_EXERCISE DESCRIPTION_
Reproduce the entries exactly.
— BEGIN DATA SUPPLIED —
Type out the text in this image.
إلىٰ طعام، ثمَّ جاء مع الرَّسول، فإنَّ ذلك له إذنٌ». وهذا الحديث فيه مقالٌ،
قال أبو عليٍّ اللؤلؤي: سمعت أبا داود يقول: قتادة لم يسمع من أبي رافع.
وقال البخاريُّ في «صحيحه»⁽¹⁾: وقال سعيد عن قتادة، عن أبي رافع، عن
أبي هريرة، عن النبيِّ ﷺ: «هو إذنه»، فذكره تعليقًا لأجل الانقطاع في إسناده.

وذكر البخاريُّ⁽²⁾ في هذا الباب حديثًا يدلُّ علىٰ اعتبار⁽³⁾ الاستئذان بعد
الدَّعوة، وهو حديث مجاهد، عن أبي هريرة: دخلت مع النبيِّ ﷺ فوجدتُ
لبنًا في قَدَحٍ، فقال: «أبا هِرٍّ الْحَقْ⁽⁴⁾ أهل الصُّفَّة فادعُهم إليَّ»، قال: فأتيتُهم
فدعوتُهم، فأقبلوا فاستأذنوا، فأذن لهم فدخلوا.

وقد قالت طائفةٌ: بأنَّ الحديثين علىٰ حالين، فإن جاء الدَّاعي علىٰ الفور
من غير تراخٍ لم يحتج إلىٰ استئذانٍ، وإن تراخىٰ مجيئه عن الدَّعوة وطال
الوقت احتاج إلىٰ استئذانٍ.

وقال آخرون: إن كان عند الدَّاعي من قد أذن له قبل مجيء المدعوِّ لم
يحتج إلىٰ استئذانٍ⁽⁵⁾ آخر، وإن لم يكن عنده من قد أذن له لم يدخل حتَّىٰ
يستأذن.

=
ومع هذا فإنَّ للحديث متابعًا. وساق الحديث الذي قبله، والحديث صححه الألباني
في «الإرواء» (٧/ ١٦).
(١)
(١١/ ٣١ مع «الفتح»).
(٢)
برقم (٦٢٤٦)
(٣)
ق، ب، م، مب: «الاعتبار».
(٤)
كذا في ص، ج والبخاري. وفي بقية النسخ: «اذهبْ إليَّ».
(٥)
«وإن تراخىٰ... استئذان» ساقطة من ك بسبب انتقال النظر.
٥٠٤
— END DATA SUPPLIED —
_WRITTEN SOLUTION_
Type out the text in this image.
إلىٰ طعام، ثمَّ جاء مع الرَّسول، فإنَّ ذلك له إذنٌ». وهذا الحديث فيه مقالٌ،
قال أبو عليٍّ اللؤلؤي: سمعت أبا داود يقول: قتادة لم يسمع من أبي رافع.
وقال البخاريُّ في «صحيحه»⁽¹⁾: وقال سعيد عن قتادة، عن أبي رافع، عن
أبي هريرة، عن النبيِّ ﷺ: «هو إذنه»، فذكره تعليقًا لأجل الانقطاع في إسناده.

وذكر البخاريُّ⁽²⁾ في هذا الباب حديثًا يدلُّ علىٰ اعتبار⁽³⁾ الاستئذان بعد
الدَّعوة، وهو حديث مجاهد، عن أبي هريرة: دخلت مع النبيِّ ﷺ فوجدتُ
لبنًا في قَدَحٍ، فقال: «أبا هِرٍّ الْحَقْ⁽⁴⁾ أهل الصُّفَّة فادعُهم إليَّ»، قال: فأتيتُهم
فدعوتُهم، فأقبلوا فاستأذنوا، فأذن لهم فدخلوا.

وقد قالت طائفةٌ: بأنَّ الحديثين علىٰ حالين، فإن جاء الدَّاعي علىٰ الفور
من غير تراخٍ لم يحتج إلىٰ استئذانٍ، وإن تراخىٰ مجيئه عن الدَّعوة وطال
الوقت احتاج إلىٰ استئذانٍ.

وقال آخرون: إن كان عند الدَّاعي من قد أذن له قبل مجيء المدعوِّ لم
يحتج إلىٰ استئذانٍ⁽⁵⁾ آخر، وإن لم يكن عنده من قد أذن له لم يدخل حتَّىٰ
يستأذن.

=
ومع هذا فإنَّ للحديث متابعًا. وساق الحديث الذي قبله، والحديث صححه الألباني
في «الإرواء» (٧/ ١٦).
(١)
(١١/ ٣١ مع «الفتح»).
(٢)
برقم (٦٢٤٦)
(٣)
ق، ب، م، مب: «الاعتبار».
(٤)
كذا في ص، ج والبخاري. وفي بقية النسخ: «اذهبْ إليَّ».
(٥)
«وإن تراخىٰ... استئذان» ساقطة من ك بسبب انتقال النظر.
٥٠٤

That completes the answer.